Segment Start: Extracted text
- Born: 23 January 1969 (age 57) Uruguay
- Culinary career
- Previous restaurant(s) Colborne Lane Origin Origin Liberty Origin North Copetin Xango;
- Television show MasterChef Canada;
- Website: www.instagram.com

= Claudio Aprile =

Uruguayan-Canadian chef

Claudio Aprile (born 23 January 1969) is a Uruguayan–Canadian celebrity chef, restaurateur, cookbook author, and TV personality of Italian descent best known for serving as a judge on CTV's culinary competition MasterChef Canada from 2014 to 2021. Having owned and worked at multiple Michelin-starred restaurants as a professional corporate chef over the years, he served as the head chef, owner and manager of multiple Toronto restaurants, such as Colborne Lane, the Origin chain, Copetin and Xango, which closed down in 2023. On July 8, 2026, Aprile opened up Bar Origin (a contemporary relaunch of his original 2010 Toronto restaurant Origin) in Burlington. He now serves as culinary director for Evolv Group, overseeing the culinary concepts program including Etobicoke’s Via Allegro Ristorante, Burlington’s Di Mario’s Trattoria, and Mademoiselle Raw Bar + Grill.

==Biography==

Claudio Aprile was born in Uruguay, and raised in Toronto. He has worked in professional, multi-Michelin starred restaurant kitchens as a professional chef internationally. Aprile began cooking at 14 years old. He never received formal training for becoming a chef. As a child, he informed his mother that he would become a chef, rather than attempt to become one. At 18 he travelled to Thailand, which had a profound influence on his style of cooking. He visited 160 cities in 17 countries, before stopping in England, where he worked extensively throughout London until earning the executive position as the head chef at Bali Sugar in Notting Hill.
Segment End: Extracted text
Segment Start: Supplied data
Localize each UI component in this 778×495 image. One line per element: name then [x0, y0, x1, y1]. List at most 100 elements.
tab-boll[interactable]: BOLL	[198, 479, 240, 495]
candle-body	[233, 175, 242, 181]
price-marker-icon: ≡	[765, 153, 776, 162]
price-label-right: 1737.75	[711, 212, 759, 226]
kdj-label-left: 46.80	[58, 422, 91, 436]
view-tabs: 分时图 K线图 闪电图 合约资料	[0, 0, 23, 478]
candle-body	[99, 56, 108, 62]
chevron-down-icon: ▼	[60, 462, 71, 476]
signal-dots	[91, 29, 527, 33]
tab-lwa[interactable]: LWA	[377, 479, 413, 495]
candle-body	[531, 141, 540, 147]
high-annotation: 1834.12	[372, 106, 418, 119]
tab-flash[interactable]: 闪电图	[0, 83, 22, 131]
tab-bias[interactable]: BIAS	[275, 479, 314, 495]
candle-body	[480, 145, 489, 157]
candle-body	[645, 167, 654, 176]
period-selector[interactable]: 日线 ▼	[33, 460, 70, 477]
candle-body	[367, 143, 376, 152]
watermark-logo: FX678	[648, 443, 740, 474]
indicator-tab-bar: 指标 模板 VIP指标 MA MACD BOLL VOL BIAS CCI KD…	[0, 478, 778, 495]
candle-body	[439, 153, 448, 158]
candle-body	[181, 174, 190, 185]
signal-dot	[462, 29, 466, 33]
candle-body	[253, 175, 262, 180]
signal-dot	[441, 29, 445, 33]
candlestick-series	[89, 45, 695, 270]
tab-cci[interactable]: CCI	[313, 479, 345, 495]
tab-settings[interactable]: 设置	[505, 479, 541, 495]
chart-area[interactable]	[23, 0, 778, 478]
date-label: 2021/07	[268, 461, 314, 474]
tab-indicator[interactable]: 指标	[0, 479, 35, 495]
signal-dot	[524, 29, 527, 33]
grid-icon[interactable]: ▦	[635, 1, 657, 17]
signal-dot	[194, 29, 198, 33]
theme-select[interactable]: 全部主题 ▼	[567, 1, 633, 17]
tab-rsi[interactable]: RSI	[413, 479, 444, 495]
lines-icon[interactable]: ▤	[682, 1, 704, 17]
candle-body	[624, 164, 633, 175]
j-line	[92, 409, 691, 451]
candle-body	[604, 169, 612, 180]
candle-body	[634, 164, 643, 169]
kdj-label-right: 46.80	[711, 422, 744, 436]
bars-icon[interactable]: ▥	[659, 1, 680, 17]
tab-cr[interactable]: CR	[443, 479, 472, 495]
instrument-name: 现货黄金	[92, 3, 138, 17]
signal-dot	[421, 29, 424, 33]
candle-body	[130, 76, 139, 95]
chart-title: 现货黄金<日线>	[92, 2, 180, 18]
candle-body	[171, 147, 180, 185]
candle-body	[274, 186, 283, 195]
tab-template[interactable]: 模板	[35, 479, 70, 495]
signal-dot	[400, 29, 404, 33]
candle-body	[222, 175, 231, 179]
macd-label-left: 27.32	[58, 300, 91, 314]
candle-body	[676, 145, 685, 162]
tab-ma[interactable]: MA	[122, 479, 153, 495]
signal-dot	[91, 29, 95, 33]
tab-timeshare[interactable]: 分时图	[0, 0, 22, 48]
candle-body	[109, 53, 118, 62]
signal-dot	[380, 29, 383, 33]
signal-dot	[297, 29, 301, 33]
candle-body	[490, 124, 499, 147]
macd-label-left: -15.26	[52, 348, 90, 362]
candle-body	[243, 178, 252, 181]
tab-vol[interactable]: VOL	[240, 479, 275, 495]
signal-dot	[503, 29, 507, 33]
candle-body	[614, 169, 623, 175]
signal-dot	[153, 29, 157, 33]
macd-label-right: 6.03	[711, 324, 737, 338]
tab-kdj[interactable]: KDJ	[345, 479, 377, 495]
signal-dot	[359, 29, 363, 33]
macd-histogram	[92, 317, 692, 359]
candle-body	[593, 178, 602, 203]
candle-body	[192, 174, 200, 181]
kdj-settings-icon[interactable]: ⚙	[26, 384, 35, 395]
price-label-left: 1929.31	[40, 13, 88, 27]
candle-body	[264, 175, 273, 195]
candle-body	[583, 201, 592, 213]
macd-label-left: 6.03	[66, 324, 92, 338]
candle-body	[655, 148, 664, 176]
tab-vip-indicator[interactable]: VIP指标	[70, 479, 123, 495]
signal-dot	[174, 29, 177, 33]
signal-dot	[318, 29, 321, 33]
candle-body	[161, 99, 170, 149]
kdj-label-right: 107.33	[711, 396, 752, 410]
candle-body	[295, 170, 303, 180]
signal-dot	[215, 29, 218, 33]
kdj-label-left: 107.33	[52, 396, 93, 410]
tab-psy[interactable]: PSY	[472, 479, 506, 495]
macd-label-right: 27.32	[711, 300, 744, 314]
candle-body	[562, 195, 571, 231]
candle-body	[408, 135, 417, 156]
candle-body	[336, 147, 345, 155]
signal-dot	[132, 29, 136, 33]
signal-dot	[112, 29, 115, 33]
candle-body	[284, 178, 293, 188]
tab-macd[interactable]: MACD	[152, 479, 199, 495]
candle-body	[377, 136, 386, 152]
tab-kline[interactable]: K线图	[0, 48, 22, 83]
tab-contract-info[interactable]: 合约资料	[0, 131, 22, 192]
Segment End: Supplied data
◆ **Problems to work on**
**A)** In the text about Claudio Aprile, at what age did he begin cooking?
**B)** Write the next part of the text about Claudio Aprile, beginning after its final sentence.
The rows have no connection to the text about Claudio Aprile.

◆ **Task-by-task answers**
**A)** He began cooking at 14 years old.

**B)**
Working in Bali Sugar in London earned him outstanding reviews and critical acclaim as a young chef. On returning to Toronto in 2000, Aprile continued to improve his reputation at Senses in Toronto.

==Career==

===Colborne Lane (2007–2013)===

In 2007, Aprile opened the restaurant Colborne Lane in Toronto, Canada. In 2009, he opened the original Origin restaurant in Toronto. Due to the success of the original location, he was able to open two more locations within Toronto in the subsequent years.

Colborne Lane offered fusion cuisine with molecular gastronomy, but he switched gears with Origin restaurant. Origin opened in 2010. The food was delivered to guests sitting right across from the chef in the open kitchen. Toronto Life magazine and Now magazine voted Origin the #1 restaurant in Toronto.

Colborne Lane was located on Colborne Street in Toronto, close to St. Lawrence Market. Aprile’s first restaurant, Colborne Lane, was successful and produced for some several chefs including Jonathan Poon, Steve Gonzalez, Matt Blondin, Jonathan Bower, and Romain Avril. Aprile officially closed the restaurant in February 2013.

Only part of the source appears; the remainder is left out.